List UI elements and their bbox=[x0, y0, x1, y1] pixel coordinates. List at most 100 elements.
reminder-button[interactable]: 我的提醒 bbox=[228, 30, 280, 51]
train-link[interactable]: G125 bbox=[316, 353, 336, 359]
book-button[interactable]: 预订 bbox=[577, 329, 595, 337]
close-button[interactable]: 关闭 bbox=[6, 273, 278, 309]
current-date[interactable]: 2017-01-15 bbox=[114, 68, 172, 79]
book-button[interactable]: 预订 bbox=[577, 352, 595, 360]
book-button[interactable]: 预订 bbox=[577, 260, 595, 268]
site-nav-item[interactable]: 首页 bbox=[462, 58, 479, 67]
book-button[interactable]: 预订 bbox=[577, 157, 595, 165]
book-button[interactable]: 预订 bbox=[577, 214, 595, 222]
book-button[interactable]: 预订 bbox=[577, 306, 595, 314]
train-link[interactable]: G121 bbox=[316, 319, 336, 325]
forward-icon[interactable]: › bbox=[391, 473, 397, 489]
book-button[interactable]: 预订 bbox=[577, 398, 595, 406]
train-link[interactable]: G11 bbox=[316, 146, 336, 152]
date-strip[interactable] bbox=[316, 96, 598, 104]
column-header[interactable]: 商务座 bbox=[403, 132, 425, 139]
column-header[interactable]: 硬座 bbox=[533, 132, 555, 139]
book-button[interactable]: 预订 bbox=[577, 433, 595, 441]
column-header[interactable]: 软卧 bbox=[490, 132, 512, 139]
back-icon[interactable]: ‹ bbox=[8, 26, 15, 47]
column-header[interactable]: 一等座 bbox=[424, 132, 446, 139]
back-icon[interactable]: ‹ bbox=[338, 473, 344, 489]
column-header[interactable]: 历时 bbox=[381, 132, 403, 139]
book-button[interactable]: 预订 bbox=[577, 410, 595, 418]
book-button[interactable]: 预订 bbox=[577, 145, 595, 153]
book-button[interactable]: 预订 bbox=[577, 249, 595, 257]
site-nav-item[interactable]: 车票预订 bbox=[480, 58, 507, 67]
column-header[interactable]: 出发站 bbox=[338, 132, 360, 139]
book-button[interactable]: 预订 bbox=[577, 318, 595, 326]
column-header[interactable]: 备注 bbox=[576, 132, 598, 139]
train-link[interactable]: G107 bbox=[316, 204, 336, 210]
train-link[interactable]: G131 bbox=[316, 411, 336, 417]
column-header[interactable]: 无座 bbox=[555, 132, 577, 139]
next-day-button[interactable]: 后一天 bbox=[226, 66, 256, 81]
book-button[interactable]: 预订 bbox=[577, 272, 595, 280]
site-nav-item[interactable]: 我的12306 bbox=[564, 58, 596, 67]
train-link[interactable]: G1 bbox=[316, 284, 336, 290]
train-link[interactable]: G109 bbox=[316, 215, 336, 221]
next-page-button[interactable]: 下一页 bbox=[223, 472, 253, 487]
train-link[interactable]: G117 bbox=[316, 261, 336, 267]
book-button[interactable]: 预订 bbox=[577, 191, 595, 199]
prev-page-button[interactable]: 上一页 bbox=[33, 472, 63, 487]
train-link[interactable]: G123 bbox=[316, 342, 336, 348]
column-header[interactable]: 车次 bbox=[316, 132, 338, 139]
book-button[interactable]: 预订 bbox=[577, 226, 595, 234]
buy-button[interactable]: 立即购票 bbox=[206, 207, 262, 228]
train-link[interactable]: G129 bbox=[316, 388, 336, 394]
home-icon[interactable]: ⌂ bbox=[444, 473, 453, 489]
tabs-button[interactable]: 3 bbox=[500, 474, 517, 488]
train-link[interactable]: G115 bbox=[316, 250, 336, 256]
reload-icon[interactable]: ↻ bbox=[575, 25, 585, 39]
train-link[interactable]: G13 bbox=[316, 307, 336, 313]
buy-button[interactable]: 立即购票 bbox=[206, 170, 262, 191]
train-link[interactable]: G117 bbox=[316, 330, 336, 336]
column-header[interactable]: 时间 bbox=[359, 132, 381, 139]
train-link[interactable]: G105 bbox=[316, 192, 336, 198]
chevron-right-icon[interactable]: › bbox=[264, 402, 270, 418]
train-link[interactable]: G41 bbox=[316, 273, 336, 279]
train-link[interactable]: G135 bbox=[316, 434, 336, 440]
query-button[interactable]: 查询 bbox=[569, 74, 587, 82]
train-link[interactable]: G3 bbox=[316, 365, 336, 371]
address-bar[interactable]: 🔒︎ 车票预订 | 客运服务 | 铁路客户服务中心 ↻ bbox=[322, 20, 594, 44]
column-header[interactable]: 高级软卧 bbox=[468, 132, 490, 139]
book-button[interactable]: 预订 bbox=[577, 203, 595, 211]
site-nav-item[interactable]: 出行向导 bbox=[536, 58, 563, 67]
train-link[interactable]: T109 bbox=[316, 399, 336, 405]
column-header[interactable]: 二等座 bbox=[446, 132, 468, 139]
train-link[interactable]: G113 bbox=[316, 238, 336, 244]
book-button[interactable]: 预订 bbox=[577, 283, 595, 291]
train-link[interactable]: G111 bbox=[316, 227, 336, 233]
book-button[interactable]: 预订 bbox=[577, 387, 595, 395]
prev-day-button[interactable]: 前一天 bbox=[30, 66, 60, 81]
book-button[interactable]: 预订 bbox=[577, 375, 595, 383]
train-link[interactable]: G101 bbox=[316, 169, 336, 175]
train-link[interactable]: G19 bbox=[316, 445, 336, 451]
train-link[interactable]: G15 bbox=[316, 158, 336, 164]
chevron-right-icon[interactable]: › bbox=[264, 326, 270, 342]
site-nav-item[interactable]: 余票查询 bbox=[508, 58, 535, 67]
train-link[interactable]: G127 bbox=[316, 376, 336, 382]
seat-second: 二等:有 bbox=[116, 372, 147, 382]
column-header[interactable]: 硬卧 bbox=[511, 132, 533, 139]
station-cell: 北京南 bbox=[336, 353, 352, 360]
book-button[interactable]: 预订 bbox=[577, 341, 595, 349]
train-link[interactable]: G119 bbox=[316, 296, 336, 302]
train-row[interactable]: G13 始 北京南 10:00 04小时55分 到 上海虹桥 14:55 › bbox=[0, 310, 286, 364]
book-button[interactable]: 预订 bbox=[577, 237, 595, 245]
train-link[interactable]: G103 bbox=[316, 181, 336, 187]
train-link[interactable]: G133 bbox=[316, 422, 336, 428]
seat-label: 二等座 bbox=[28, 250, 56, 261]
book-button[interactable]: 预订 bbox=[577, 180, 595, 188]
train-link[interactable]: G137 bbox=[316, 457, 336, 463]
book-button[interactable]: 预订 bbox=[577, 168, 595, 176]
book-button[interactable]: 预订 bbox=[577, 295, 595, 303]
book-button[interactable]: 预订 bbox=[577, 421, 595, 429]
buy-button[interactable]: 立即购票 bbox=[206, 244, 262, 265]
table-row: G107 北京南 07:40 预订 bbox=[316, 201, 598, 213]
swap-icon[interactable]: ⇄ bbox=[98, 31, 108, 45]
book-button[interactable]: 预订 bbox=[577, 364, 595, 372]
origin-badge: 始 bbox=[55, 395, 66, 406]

• _Aim_: Please put every line from all the records above into a numbered list, leaving out any blank lines.

• _Output_:
1. List UI elements and their bbox=[x0, y0, x1, y1] pixel coordinates. List at most 100 elements.
2. reminder-button[interactable]: 我的提醒 bbox=[228, 30, 280, 51]
3. train-link[interactable]: G125 bbox=[316, 353, 336, 359]
4. book-button[interactable]: 预订 bbox=[577, 329, 595, 337]
5. close-button[interactable]: 关闭 bbox=[6, 273, 278, 309]
6. current-date[interactable]: 2017-01-15 bbox=[114, 68, 172, 79]
7. book-button[interactable]: 预订 bbox=[577, 352, 595, 360]
8. book-button[interactable]: 预订 bbox=[577, 260, 595, 268]
9. site-nav-item[interactable]: 首页 bbox=[462, 58, 479, 67]
10. book-button[interactable]: 预订 bbox=[577, 157, 595, 165]
11. book-button[interactable]: 预订 bbox=[577, 214, 595, 222]
12. book-button[interactable]: 预订 bbox=[577, 306, 595, 314]
13. train-link[interactable]: G121 bbox=[316, 319, 336, 325]
14. forward-icon[interactable]: › bbox=[391, 473, 397, 489]
15. book-button[interactable]: 预订 bbox=[577, 398, 595, 406]
16. train-link[interactable]: G11 bbox=[316, 146, 336, 152]
17. date-strip[interactable] bbox=[316, 96, 598, 104]
18. column-header[interactable]: 商务座 bbox=[403, 132, 425, 139]
19. column-header[interactable]: 硬座 bbox=[533, 132, 555, 139]
20. book-button[interactable]: 预订 bbox=[577, 433, 595, 441]
21. column-header[interactable]: 软卧 bbox=[490, 132, 512, 139]
22. back-icon[interactable]: ‹ bbox=[8, 26, 15, 47]
23. column-header[interactable]: 一等座 bbox=[424, 132, 446, 139]
24. back-icon[interactable]: ‹ bbox=[338, 473, 344, 489]
25. column-header[interactable]: 历时 bbox=[381, 132, 403, 139]
26. book-button[interactable]: 预订 bbox=[577, 410, 595, 418]
27. book-button[interactable]: 预订 bbox=[577, 145, 595, 153]
28. book-button[interactable]: 预订 bbox=[577, 249, 595, 257]
29. site-nav-item[interactable]: 车票预订 bbox=[480, 58, 507, 67]
30. column-header[interactable]: 出发站 bbox=[338, 132, 360, 139]
31. book-button[interactable]: 预订 bbox=[577, 318, 595, 326]
32. column-header[interactable]: 备注 bbox=[576, 132, 598, 139]
33. train-link[interactable]: G107 bbox=[316, 204, 336, 210]
34. train-link[interactable]: G131 bbox=[316, 411, 336, 417]
35. column-header[interactable]: 无座 bbox=[555, 132, 577, 139]
36. next-day-button[interactable]: 后一天 bbox=[226, 66, 256, 81]
37. book-button[interactable]: 预订 bbox=[577, 272, 595, 280]
38. site-nav-item[interactable]: 我的12306 bbox=[564, 58, 596, 67]
39. train-link[interactable]: G1 bbox=[316, 284, 336, 290]
40. train-link[interactable]: G109 bbox=[316, 215, 336, 221]
41. next-page-button[interactable]: 下一页 bbox=[223, 472, 253, 487]
42. train-link[interactable]: G117 bbox=[316, 261, 336, 267]
43. book-button[interactable]: 预订 bbox=[577, 191, 595, 199]
44. prev-page-button[interactable]: 上一页 bbox=[33, 472, 63, 487]
45. train-link[interactable]: G123 bbox=[316, 342, 336, 348]
46. column-header[interactable]: 车次 bbox=[316, 132, 338, 139]
47. book-button[interactable]: 预订 bbox=[577, 226, 595, 234]
48. buy-button[interactable]: 立即购票 bbox=[206, 207, 262, 228]
49. train-link[interactable]: G129 bbox=[316, 388, 336, 394]
50. home-icon[interactable]: ⌂ bbox=[444, 473, 453, 489]
51. tabs-button[interactable]: 3 bbox=[500, 474, 517, 488]
52. train-link[interactable]: G115 bbox=[316, 250, 336, 256]
53. reload-icon[interactable]: ↻ bbox=[575, 25, 585, 39]
54. train-link[interactable]: G13 bbox=[316, 307, 336, 313]
55. buy-button[interactable]: 立即购票 bbox=[206, 170, 262, 191]
56. train-link[interactable]: G117 bbox=[316, 330, 336, 336]
57. column-header[interactable]: 时间 bbox=[359, 132, 381, 139]
58. train-link[interactable]: G105 bbox=[316, 192, 336, 198]
59. chevron-right-icon[interactable]: › bbox=[264, 402, 270, 418]
60. train-link[interactable]: G41 bbox=[316, 273, 336, 279]
61. train-link[interactable]: G135 bbox=[316, 434, 336, 440]
62. query-button[interactable]: 查询 bbox=[569, 74, 587, 82]
63. train-link[interactable]: G3 bbox=[316, 365, 336, 371]
64. address-bar[interactable]: 🔒︎ 车票预订 | 客运服务 | 铁路客户服务中心 ↻ bbox=[322, 20, 594, 44]
65. column-header[interactable]: 高级软卧 bbox=[468, 132, 490, 139]
66. book-button[interactable]: 预订 bbox=[577, 203, 595, 211]
67. site-nav-item[interactable]: 出行向导 bbox=[536, 58, 563, 67]
68. train-link[interactable]: T109 bbox=[316, 399, 336, 405]
69. column-header[interactable]: 二等座 bbox=[446, 132, 468, 139]
70. train-link[interactable]: G113 bbox=[316, 238, 336, 244]
71. book-button[interactable]: 预订 bbox=[577, 283, 595, 291]
72. train-link[interactable]: G111 bbox=[316, 227, 336, 233]
73. book-button[interactable]: 预订 bbox=[577, 387, 595, 395]
74. prev-day-button[interactable]: 前一天 bbox=[30, 66, 60, 81]
75. book-button[interactable]: 预订 bbox=[577, 375, 595, 383]
76. train-link[interactable]: G101 bbox=[316, 169, 336, 175]
77. train-link[interactable]: G19 bbox=[316, 445, 336, 451]
78. train-link[interactable]: G15 bbox=[316, 158, 336, 164]
79. chevron-right-icon[interactable]: › bbox=[264, 326, 270, 342]
80. site-nav-item[interactable]: 余票查询 bbox=[508, 58, 535, 67]
81. train-link[interactable]: G127 bbox=[316, 376, 336, 382]
82. seat-second: 二等:有 bbox=[116, 372, 147, 382]
83. column-header[interactable]: 硬卧 bbox=[511, 132, 533, 139]
84. station-cell: 北京南 bbox=[336, 353, 352, 360]
85. book-button[interactable]: 预订 bbox=[577, 341, 595, 349]
86. train-link[interactable]: G119 bbox=[316, 296, 336, 302]
87. train-row[interactable]: G13 始 北京南 10:00 04小时55分 到 上海虹桥 14:55 › bbox=[0, 310, 286, 364]
88. book-button[interactable]: 预订 bbox=[577, 237, 595, 245]
89. train-link[interactable]: G103 bbox=[316, 181, 336, 187]
90. train-link[interactable]: G133 bbox=[316, 422, 336, 428]
91. seat-label: 二等座 bbox=[28, 250, 56, 261]
92. book-button[interactable]: 预订 bbox=[577, 180, 595, 188]
93. train-link[interactable]: G137 bbox=[316, 457, 336, 463]
94. book-button[interactable]: 预订 bbox=[577, 168, 595, 176]
95. book-button[interactable]: 预订 bbox=[577, 295, 595, 303]
96. book-button[interactable]: 预订 bbox=[577, 421, 595, 429]
97. buy-button[interactable]: 立即购票 bbox=[206, 244, 262, 265]
98. table-row: G107 北京南 07:40 预订 bbox=[316, 201, 598, 213]
99. swap-icon[interactable]: ⇄ bbox=[98, 31, 108, 45]
100. book-button[interactable]: 预订 bbox=[577, 364, 595, 372]
101. origin-badge: 始 bbox=[55, 395, 66, 406]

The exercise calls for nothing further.